--- Task statement ---
Set down the full listing exactly as given. Any pictures are to be left out.

--- Data provided ---
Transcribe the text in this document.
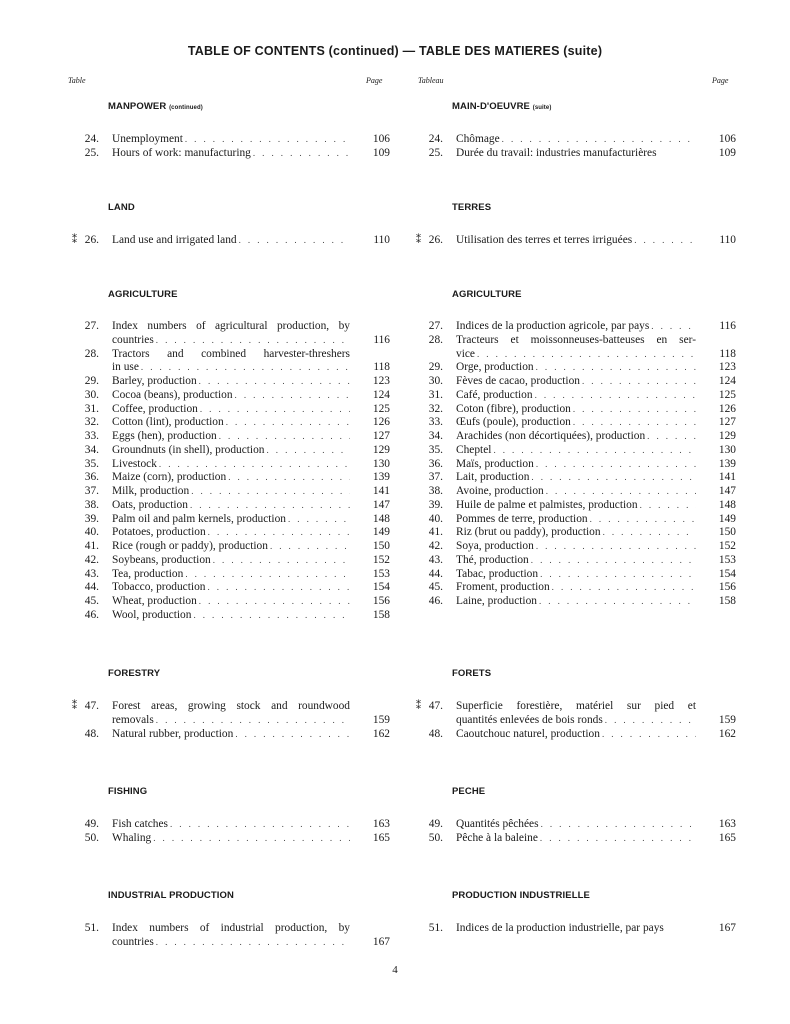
TABLE OF CONTENTS (continued) — TABLE DES MATIERES (suite)
Table	Page	Tableau	Page
MANPOWER (continued)
24. Unemployment . . .	106
25. Hours of work: manufacturing . . .	109
LAND
⁑ 26. Land use and irrigated land . . .	110
AGRICULTURE
27. Index numbers of agricultural production, by
countries . . .	116
28. Tractors and combined harvester-threshers
in use . . .	118
29. Barley, production . . .	123
30. Cocoa (beans), production . . .	124
31. Coffee, production . . .	125
32. Cotton (lint), production . . .	126
33. Eggs (hen), production . . .	127
34. Groundnuts (in shell), production . . .	129
35. Livestock . . .	130
36. Maize (corn), production . . .	139
37. Milk, production . . .	141
38. Oats, production . . .	147
39. Palm oil and palm kernels, production . . .	148
40. Potatoes, production . . .	149
41. Rice (rough or paddy), production . . .	150
42. Soybeans, production . . .	152
43. Tea, production . . .	153
44. Tobacco, production . . .	154
45. Wheat, production . . .	156
46. Wool, production . . .	158
FORESTRY
⁑ 47. Forest areas, growing stock and roundwood
removals . . .	159
48. Natural rubber, production . . .	162
FISHING
49. Fish catches . . .	163
50. Whaling . . .	165
INDUSTRIAL PRODUCTION
51. Index numbers of industrial production, by
countries . . .	167
MAIN-D'OEUVRE (suite)
24. Chômage . . .	106
25. Durée du travail: industries manufacturières	109
TERRES
⁑ 26. Utilisation des terres et terres irriguées . . .	110
AGRICULTURE
27. Indices de la production agricole, par pays . . .	116
28. Tracteurs et moissonneuses-batteuses en ser-
vice . . .	118
29. Orge, production . . .	123
30. Fèves de cacao, production . . .	124
31. Café, production . . .	125
32. Coton (fibre), production . . .	126
33. Œufs (poule), production . . .	127
34. Arachides (non décortiquées), production . . .	129
35. Cheptel . . .	130
36. Maïs, production . . .	139
37. Lait, production . . .	141
38. Avoine, production . . .	147
39. Huile de palme et palmistes, production . . .	148
40. Pommes de terre, production . . .	149
41. Riz (brut ou paddy), production . . .	150
42. Soya, production . . .	152
43. Thé, production . . .	153
44. Tabac, production . . .	154
45. Froment, production . . .	156
46. Laine, production . . .	158
FORETS
⁑ 47. Superficie forestière, matériel sur pied et
quantités enlevées de bois ronds . . .	159
48. Caoutchouc naturel, production . . .	162
PECHE
49. Quantités pêchées . . .	163
50. Pêche à la baleine . . .	165
PRODUCTION INDUSTRIELLE
51. Indices de la production industrielle, par pays	167
4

--- Solution for this exercise ---
Transcribe the text in this document.
TABLE OF CONTENTS (continued) — TABLE DES MATIERES (suite)
Table	Page	Tableau	Page
MANPOWER (continued)
24. Unemployment . . .	106
25. Hours of work: manufacturing . . .	109
LAND
⁑ 26. Land use and irrigated land . . .	110
AGRICULTURE
27. Index numbers of agricultural production, by
countries . . .	116
28. Tractors and combined harvester-threshers
in use . . .	118
29. Barley, production . . .	123
30. Cocoa (beans), production . . .	124
31. Coffee, production . . .	125
32. Cotton (lint), production . . .	126
33. Eggs (hen), production . . .	127
34. Groundnuts (in shell), production . . .	129
35. Livestock . . .	130
36. Maize (corn), production . . .	139
37. Milk, production . . .	141
38. Oats, production . . .	147
39. Palm oil and palm kernels, production . . .	148
40. Potatoes, production . . .	149
41. Rice (rough or paddy), production . . .	150
42. Soybeans, production . . .	152
43. Tea, production . . .	153
44. Tobacco, production . . .	154
45. Wheat, production . . .	156
46. Wool, production . . .	158
FORESTRY
⁑ 47. Forest areas, growing stock and roundwood
removals . . .	159
48. Natural rubber, production . . .	162
FISHING
49. Fish catches . . .	163
50. Whaling . . .	165
INDUSTRIAL PRODUCTION
51. Index numbers of industrial production, by
countries . . .	167
MAIN-D'OEUVRE (suite)
24. Chômage . . .	106
25. Durée du travail: industries manufacturières	109
TERRES
⁑ 26. Utilisation des terres et terres irriguées . . .	110
AGRICULTURE
27. Indices de la production agricole, par pays . . .	116
28. Tracteurs et moissonneuses-batteuses en ser-
vice . . .	118
29. Orge, production . . .	123
30. Fèves de cacao, production . . .	124
31. Café, production . . .	125
32. Coton (fibre), production . . .	126
33. Œufs (poule), production . . .	127
34. Arachides (non décortiquées), production . . .	129
35. Cheptel . . .	130
36. Maïs, production . . .	139
37. Lait, production . . .	141
38. Avoine, production . . .	147
39. Huile de palme et palmistes, production . . .	148
40. Pommes de terre, production . . .	149
41. Riz (brut ou paddy), production . . .	150
42. Soya, production . . .	152
43. Thé, production . . .	153
44. Tabac, production . . .	154
45. Froment, production . . .	156
46. Laine, production . . .	158
FORETS
⁑ 47. Superficie forestière, matériel sur pied et
quantités enlevées de bois ronds . . .	159
48. Caoutchouc naturel, production . . .	162
PECHE
49. Quantités pêchées . . .	163
50. Pêche à la baleine . . .	165
PRODUCTION INDUSTRIELLE
51. Indices de la production industrielle, par pays	167
4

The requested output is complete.